Repeat the listing that follows, character for character, minus the pictures.

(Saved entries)
* START *
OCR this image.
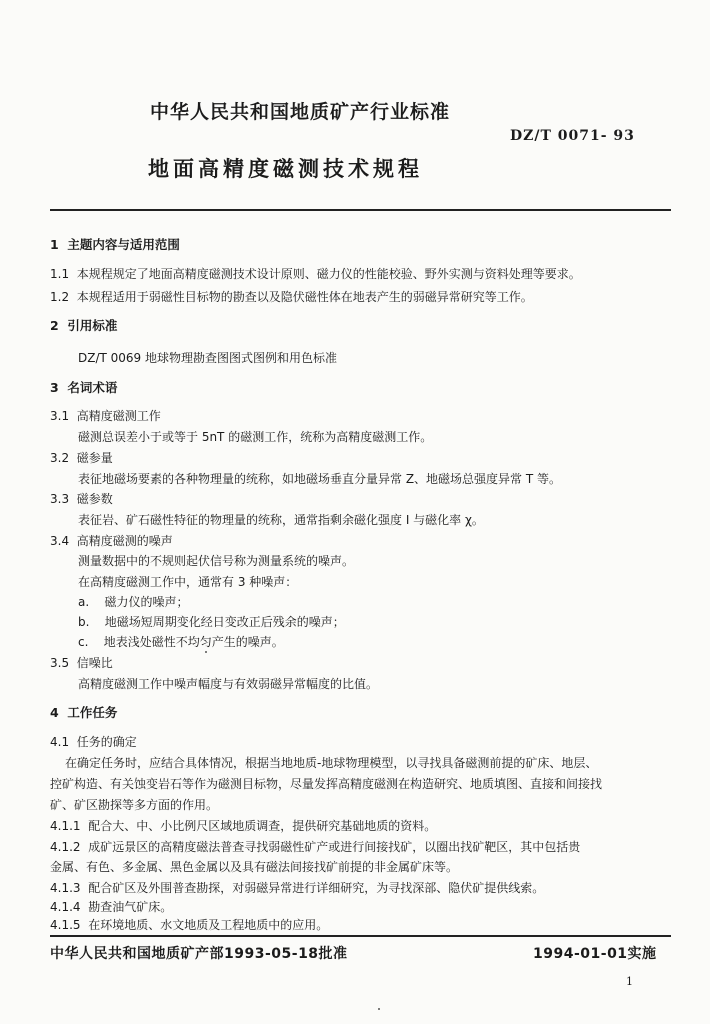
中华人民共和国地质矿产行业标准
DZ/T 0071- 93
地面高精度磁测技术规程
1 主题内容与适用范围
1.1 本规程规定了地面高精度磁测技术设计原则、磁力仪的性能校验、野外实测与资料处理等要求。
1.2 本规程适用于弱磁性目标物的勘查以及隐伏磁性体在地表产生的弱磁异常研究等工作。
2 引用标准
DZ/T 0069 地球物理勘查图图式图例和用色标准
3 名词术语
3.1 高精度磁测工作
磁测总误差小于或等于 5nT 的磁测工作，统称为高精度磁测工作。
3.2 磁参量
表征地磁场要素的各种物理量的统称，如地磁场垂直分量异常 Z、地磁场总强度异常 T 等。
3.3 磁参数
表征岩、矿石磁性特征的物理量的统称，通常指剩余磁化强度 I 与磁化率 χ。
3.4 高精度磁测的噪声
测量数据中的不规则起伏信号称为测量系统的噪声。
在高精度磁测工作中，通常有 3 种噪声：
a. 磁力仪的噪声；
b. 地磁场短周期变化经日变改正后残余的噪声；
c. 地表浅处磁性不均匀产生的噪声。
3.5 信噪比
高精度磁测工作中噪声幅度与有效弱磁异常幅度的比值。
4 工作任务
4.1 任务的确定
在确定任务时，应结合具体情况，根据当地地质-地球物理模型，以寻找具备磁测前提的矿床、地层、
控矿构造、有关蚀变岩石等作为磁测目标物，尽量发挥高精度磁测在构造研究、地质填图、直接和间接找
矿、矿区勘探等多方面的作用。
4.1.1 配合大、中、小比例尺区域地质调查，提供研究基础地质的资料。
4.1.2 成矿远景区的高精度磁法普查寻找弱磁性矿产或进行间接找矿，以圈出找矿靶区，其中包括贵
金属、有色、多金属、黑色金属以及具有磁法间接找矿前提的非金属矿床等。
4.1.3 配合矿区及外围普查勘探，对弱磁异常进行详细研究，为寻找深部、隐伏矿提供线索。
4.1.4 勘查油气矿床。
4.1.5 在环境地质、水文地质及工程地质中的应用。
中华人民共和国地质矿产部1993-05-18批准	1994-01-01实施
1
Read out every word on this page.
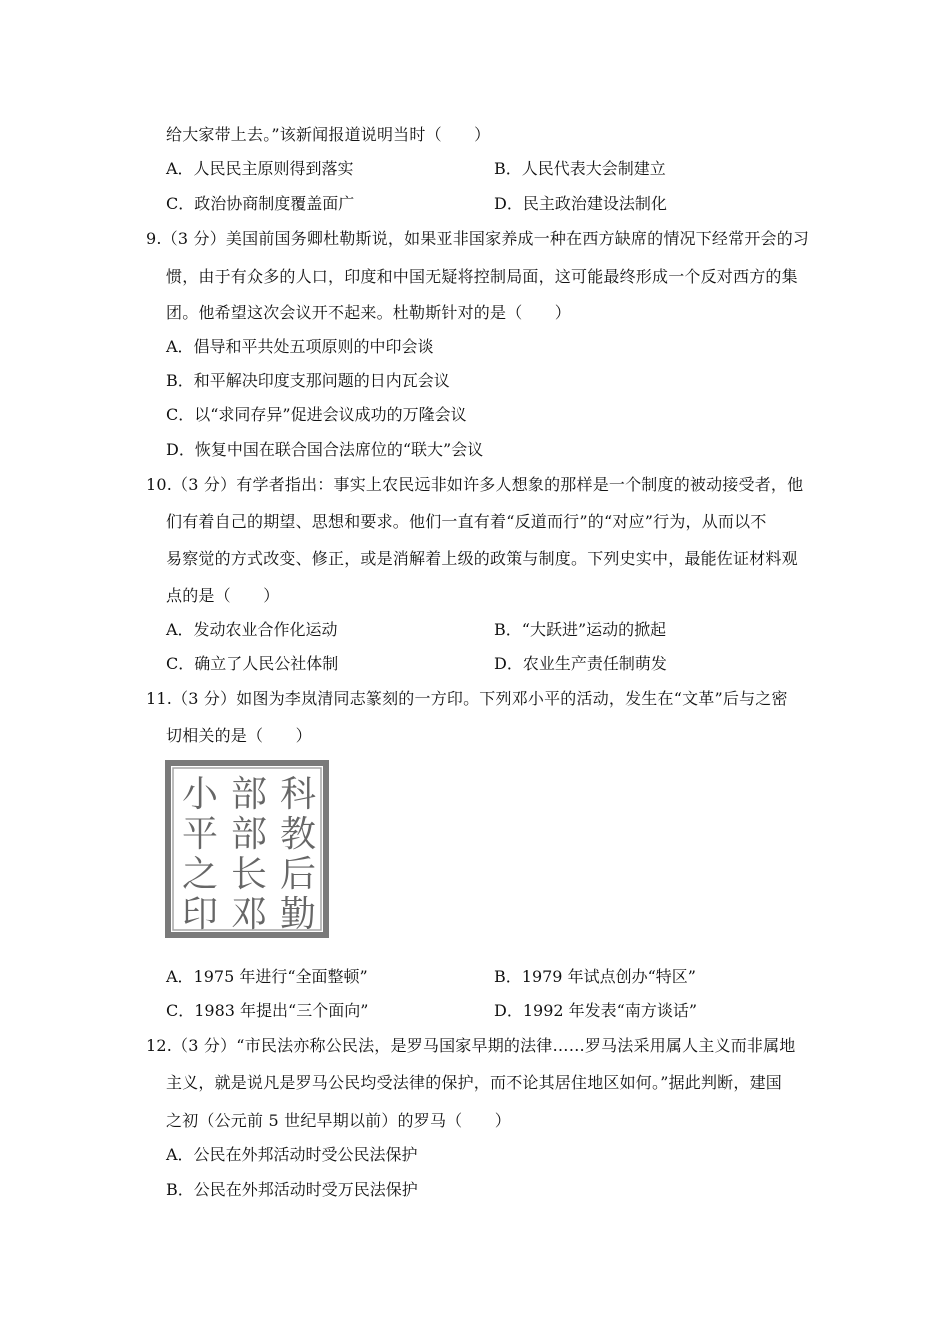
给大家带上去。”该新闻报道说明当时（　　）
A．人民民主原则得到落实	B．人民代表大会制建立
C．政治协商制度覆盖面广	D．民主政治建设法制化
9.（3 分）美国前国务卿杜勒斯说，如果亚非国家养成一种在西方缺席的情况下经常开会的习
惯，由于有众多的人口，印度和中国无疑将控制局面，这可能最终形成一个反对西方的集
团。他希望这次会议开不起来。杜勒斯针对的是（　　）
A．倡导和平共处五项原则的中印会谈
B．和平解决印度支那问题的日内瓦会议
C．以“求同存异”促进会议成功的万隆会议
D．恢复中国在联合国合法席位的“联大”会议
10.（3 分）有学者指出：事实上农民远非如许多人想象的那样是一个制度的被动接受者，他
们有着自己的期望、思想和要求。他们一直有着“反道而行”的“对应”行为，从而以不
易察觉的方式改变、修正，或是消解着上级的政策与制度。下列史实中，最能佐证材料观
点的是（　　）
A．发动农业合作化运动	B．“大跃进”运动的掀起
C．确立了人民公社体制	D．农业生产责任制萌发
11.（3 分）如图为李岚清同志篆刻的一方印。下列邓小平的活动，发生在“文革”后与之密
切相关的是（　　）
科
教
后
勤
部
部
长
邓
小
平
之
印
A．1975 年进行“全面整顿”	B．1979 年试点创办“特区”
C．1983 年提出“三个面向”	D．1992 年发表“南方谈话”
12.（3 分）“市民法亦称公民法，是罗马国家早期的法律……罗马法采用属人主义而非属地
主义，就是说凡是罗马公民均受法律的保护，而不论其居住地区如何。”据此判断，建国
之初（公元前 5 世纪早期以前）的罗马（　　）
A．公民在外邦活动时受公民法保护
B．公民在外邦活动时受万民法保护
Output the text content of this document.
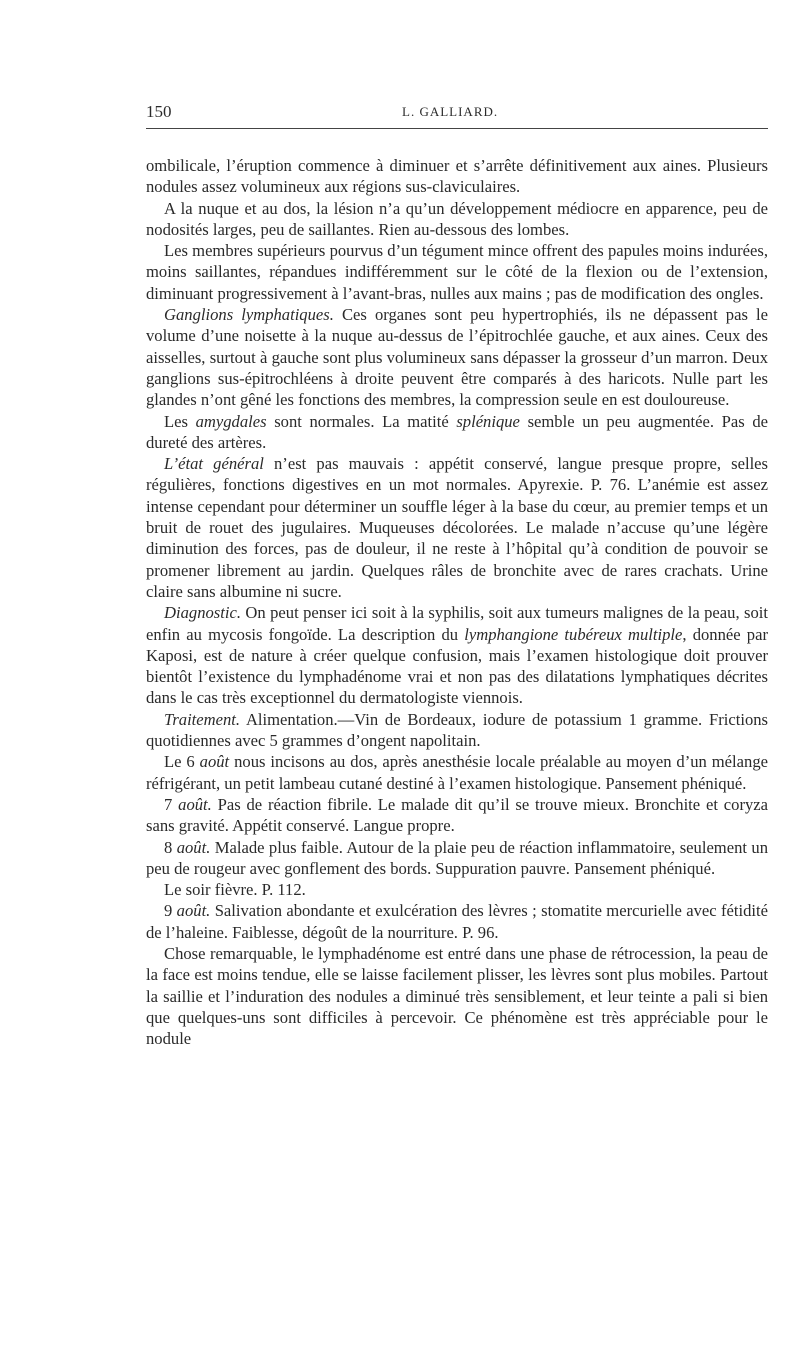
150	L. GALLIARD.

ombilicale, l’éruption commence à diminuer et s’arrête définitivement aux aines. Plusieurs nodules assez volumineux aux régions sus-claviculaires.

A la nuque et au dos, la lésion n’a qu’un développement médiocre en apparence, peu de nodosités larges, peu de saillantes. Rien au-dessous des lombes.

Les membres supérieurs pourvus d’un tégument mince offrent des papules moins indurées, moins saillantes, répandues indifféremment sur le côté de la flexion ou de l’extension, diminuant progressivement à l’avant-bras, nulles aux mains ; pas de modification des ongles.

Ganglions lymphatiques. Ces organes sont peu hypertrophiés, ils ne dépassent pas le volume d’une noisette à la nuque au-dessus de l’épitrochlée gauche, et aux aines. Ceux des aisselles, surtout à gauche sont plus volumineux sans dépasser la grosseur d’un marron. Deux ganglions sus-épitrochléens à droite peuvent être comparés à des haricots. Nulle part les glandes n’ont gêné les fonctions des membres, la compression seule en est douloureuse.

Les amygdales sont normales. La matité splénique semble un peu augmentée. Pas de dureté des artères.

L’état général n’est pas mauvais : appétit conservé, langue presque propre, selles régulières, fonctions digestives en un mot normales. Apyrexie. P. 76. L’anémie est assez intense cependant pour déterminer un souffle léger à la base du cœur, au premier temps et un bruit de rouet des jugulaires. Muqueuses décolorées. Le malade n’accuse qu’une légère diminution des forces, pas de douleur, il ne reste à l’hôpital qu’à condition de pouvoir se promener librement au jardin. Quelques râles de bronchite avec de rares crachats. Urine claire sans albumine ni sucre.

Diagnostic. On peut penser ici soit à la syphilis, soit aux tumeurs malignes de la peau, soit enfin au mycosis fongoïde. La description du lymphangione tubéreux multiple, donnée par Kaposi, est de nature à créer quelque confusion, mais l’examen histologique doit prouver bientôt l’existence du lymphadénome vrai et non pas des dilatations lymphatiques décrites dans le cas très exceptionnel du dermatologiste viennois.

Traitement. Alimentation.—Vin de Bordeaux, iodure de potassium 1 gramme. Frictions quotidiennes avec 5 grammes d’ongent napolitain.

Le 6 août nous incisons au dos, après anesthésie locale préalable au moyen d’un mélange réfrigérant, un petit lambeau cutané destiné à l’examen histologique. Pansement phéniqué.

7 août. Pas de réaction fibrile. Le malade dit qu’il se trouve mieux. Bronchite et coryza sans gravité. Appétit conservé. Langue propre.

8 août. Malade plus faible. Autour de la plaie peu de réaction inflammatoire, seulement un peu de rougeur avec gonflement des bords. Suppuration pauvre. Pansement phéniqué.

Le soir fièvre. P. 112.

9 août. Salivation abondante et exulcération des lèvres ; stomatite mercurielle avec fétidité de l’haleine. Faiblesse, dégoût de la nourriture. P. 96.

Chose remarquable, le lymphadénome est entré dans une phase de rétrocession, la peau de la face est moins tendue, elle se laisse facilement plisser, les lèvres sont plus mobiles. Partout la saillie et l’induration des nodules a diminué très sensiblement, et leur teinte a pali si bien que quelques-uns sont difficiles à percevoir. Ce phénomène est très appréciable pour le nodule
* END *
[Response to the exercise]:
OCR this image.
中华人民共和国地质矿产行业标准
DZ/T 0071- 93
地面高精度磁测技术规程
1 主题内容与适用范围
1.1 本规程规定了地面高精度磁测技术设计原则、磁力仪的性能校验、野外实测与资料处理等要求。
1.2 本规程适用于弱磁性目标物的勘查以及隐伏磁性体在地表产生的弱磁异常研究等工作。
2 引用标准
DZ/T 0069 地球物理勘查图图式图例和用色标准
3 名词术语
3.1 高精度磁测工作
磁测总误差小于或等于 5nT 的磁测工作，统称为高精度磁测工作。
3.2 磁参量
表征地磁场要素的各种物理量的统称，如地磁场垂直分量异常 Z、地磁场总强度异常 T 等。
3.3 磁参数
表征岩、矿石磁性特征的物理量的统称，通常指剩余磁化强度 I 与磁化率 χ。
3.4 高精度磁测的噪声
测量数据中的不规则起伏信号称为测量系统的噪声。
在高精度磁测工作中，通常有 3 种噪声：
a. 磁力仪的噪声；
b. 地磁场短周期变化经日变改正后残余的噪声；
c. 地表浅处磁性不均匀产生的噪声。
3.5 信噪比
高精度磁测工作中噪声幅度与有效弱磁异常幅度的比值。
4 工作任务
4.1 任务的确定
在确定任务时，应结合具体情况，根据当地地质-地球物理模型，以寻找具备磁测前提的矿床、地层、
控矿构造、有关蚀变岩石等作为磁测目标物，尽量发挥高精度磁测在构造研究、地质填图、直接和间接找
矿、矿区勘探等多方面的作用。
4.1.1 配合大、中、小比例尺区域地质调查，提供研究基础地质的资料。
4.1.2 成矿远景区的高精度磁法普查寻找弱磁性矿产或进行间接找矿，以圈出找矿靶区，其中包括贵
金属、有色、多金属、黑色金属以及具有磁法间接找矿前提的非金属矿床等。
4.1.3 配合矿区及外围普查勘探，对弱磁异常进行详细研究，为寻找深部、隐伏矿提供线索。
4.1.4 勘查油气矿床。
4.1.5 在环境地质、水文地质及工程地质中的应用。
中华人民共和国地质矿产部1993-05-18批准	1994-01-01实施
1
Read out every word on this page.
给大家带上去。”该新闻报道说明当时（　　）
A．人民民主原则得到落实	B．人民代表大会制建立
C．政治协商制度覆盖面广	D．民主政治建设法制化
9.（3 分）美国前国务卿杜勒斯说，如果亚非国家养成一种在西方缺席的情况下经常开会的习
惯，由于有众多的人口，印度和中国无疑将控制局面，这可能最终形成一个反对西方的集
团。他希望这次会议开不起来。杜勒斯针对的是（　　）
A．倡导和平共处五项原则的中印会谈
B．和平解决印度支那问题的日内瓦会议
C．以“求同存异”促进会议成功的万隆会议
D．恢复中国在联合国合法席位的“联大”会议
10.（3 分）有学者指出：事实上农民远非如许多人想象的那样是一个制度的被动接受者，他
们有着自己的期望、思想和要求。他们一直有着“反道而行”的“对应”行为，从而以不
易察觉的方式改变、修正，或是消解着上级的政策与制度。下列史实中，最能佐证材料观
点的是（　　）
A．发动农业合作化运动	B．“大跃进”运动的掀起
C．确立了人民公社体制	D．农业生产责任制萌发
11.（3 分）如图为李岚清同志篆刻的一方印。下列邓小平的活动，发生在“文革”后与之密
切相关的是（　　）
科
教
后
勤
部
部
长
邓
小
平
之
印
A．1975 年进行“全面整顿”	B．1979 年试点创办“特区”
C．1983 年提出“三个面向”	D．1992 年发表“南方谈话”
12.（3 分）“市民法亦称公民法，是罗马国家早期的法律……罗马法采用属人主义而非属地
主义，就是说凡是罗马公民均受法律的保护，而不论其居住地区如何。”据此判断，建国
之初（公元前 5 世纪早期以前）的罗马（　　）
A．公民在外邦活动时受公民法保护
B．公民在外邦活动时受万民法保护
Output the text content of this document.
150	L. GALLIARD.

ombilicale, l’éruption commence à diminuer et s’arrête définitivement aux aines. Plusieurs nodules assez volumineux aux régions sus-claviculaires.

A la nuque et au dos, la lésion n’a qu’un développement médiocre en apparence, peu de nodosités larges, peu de saillantes. Rien au-dessous des lombes.

Les membres supérieurs pourvus d’un tégument mince offrent des papules moins indurées, moins saillantes, répandues indifféremment sur le côté de la flexion ou de l’extension, diminuant progressivement à l’avant-bras, nulles aux mains ; pas de modification des ongles.

Ganglions lymphatiques. Ces organes sont peu hypertrophiés, ils ne dépassent pas le volume d’une noisette à la nuque au-dessus de l’épitrochlée gauche, et aux aines. Ceux des aisselles, surtout à gauche sont plus volumineux sans dépasser la grosseur d’un marron. Deux ganglions sus-épitrochléens à droite peuvent être comparés à des haricots. Nulle part les glandes n’ont gêné les fonctions des membres, la compression seule en est douloureuse.

Les amygdales sont normales. La matité splénique semble un peu augmentée. Pas de dureté des artères.

L’état général n’est pas mauvais : appétit conservé, langue presque propre, selles régulières, fonctions digestives en un mot normales. Apyrexie. P. 76. L’anémie est assez intense cependant pour déterminer un souffle léger à la base du cœur, au premier temps et un bruit de rouet des jugulaires. Muqueuses décolorées. Le malade n’accuse qu’une légère diminution des forces, pas de douleur, il ne reste à l’hôpital qu’à condition de pouvoir se promener librement au jardin. Quelques râles de bronchite avec de rares crachats. Urine claire sans albumine ni sucre.

Diagnostic. On peut penser ici soit à la syphilis, soit aux tumeurs malignes de la peau, soit enfin au mycosis fongoïde. La description du lymphangione tubéreux multiple, donnée par Kaposi, est de nature à créer quelque confusion, mais l’examen histologique doit prouver bientôt l’existence du lymphadénome vrai et non pas des dilatations lymphatiques décrites dans le cas très exceptionnel du dermatologiste viennois.

Traitement. Alimentation.—Vin de Bordeaux, iodure de potassium 1 gramme. Frictions quotidiennes avec 5 grammes d’ongent napolitain.

Le 6 août nous incisons au dos, après anesthésie locale préalable au moyen d’un mélange réfrigérant, un petit lambeau cutané destiné à l’examen histologique. Pansement phéniqué.

7 août. Pas de réaction fibrile. Le malade dit qu’il se trouve mieux. Bronchite et coryza sans gravité. Appétit conservé. Langue propre.

8 août. Malade plus faible. Autour de la plaie peu de réaction inflammatoire, seulement un peu de rougeur avec gonflement des bords. Suppuration pauvre. Pansement phéniqué.

Le soir fièvre. P. 112.

9 août. Salivation abondante et exulcération des lèvres ; stomatite mercurielle avec fétidité de l’haleine. Faiblesse, dégoût de la nourriture. P. 96.

Chose remarquable, le lymphadénome est entré dans une phase de rétrocession, la peau de la face est moins tendue, elle se laisse facilement plisser, les lèvres sont plus mobiles. Partout la saillie et l’induration des nodules a diminué très sensiblement, et leur teinte a pali si bien que quelques-uns sont difficiles à percevoir. Ce phénomène est très appréciable pour le nodule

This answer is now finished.